▶ Set task:
Scan the listing below. Report each line that includes "Waitangi".

***

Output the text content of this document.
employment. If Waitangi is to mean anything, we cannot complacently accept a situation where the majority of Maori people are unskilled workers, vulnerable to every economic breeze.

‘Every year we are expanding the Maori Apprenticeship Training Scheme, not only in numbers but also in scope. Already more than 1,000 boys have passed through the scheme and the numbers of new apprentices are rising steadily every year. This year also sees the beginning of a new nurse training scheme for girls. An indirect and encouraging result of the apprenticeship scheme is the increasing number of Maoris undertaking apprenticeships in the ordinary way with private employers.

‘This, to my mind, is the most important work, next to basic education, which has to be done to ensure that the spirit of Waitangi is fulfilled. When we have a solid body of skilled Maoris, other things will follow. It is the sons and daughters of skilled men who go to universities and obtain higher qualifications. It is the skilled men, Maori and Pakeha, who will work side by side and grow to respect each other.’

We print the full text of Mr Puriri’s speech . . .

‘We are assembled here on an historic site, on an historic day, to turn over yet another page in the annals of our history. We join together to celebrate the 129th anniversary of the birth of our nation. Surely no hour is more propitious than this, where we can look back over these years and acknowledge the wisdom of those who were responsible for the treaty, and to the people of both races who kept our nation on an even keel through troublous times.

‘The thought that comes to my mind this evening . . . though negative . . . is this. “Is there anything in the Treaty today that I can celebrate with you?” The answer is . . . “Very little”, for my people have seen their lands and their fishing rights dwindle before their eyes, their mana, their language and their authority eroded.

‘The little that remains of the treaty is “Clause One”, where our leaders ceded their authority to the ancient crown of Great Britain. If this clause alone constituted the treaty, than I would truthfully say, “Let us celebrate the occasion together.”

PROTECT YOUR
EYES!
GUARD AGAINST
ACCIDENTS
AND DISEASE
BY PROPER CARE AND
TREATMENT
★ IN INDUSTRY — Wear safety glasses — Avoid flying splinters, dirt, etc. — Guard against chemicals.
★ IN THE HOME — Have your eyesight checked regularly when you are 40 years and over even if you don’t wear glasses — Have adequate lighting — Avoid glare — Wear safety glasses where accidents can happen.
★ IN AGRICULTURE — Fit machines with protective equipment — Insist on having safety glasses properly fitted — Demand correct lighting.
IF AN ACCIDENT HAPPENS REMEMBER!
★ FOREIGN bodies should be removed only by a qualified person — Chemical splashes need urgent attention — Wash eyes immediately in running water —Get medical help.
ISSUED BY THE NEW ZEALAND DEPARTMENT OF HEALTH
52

***

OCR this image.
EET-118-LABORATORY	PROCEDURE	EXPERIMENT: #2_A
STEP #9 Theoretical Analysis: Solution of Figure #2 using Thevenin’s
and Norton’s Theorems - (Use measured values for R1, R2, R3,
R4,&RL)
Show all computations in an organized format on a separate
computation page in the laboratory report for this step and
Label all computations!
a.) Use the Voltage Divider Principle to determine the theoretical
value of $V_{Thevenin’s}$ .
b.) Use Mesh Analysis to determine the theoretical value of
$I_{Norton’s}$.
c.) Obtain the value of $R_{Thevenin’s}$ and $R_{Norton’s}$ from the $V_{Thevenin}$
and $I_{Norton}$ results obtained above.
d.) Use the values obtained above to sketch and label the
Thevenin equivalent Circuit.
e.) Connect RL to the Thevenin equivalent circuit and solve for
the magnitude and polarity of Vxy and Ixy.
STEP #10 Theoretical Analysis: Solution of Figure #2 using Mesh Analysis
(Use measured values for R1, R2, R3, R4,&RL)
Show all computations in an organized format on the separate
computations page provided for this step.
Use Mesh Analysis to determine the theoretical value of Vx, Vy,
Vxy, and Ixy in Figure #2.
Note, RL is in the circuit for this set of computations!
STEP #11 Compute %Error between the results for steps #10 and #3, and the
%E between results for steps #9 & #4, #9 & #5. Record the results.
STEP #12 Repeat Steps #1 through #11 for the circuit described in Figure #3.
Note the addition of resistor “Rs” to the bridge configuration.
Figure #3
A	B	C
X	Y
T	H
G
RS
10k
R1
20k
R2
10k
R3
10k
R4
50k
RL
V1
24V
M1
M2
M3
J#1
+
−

***

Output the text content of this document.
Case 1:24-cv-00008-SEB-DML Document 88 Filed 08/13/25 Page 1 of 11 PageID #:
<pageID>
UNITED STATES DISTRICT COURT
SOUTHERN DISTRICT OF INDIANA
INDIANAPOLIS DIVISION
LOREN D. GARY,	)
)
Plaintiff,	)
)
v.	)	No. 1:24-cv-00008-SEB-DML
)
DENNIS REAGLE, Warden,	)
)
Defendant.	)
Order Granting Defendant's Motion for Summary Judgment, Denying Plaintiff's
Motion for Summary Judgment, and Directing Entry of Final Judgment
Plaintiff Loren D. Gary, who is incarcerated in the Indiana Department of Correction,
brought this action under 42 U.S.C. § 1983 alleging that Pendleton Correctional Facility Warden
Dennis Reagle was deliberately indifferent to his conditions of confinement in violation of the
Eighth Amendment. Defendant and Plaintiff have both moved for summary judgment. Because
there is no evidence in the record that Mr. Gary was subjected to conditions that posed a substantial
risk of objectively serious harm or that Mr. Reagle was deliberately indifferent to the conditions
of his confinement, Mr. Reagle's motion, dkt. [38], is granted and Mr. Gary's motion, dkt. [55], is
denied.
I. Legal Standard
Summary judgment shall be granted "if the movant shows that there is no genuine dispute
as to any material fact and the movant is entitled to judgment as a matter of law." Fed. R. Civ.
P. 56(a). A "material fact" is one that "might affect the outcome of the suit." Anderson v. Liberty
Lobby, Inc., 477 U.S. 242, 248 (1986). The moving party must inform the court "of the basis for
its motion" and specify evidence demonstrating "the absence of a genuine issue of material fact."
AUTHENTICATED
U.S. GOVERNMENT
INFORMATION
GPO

***

▶ The solution:
employment. If Waitangi is to mean anything, we cannot complacently accept a situation where the majority of Maori people are unskilled workers, vulnerable to every economic breeze.
‘This, to my mind, is the most important work, next to basic education, which has to be done to ensure that the spirit of Waitangi is fulfilled. When we have a solid body of skilled Maoris, other things will follow. It is the sons and daughters of skilled men who go to universities and obtain higher qualifications. It is the skilled men, Maori and Pakeha, who will work side by side and grow to respect each other.’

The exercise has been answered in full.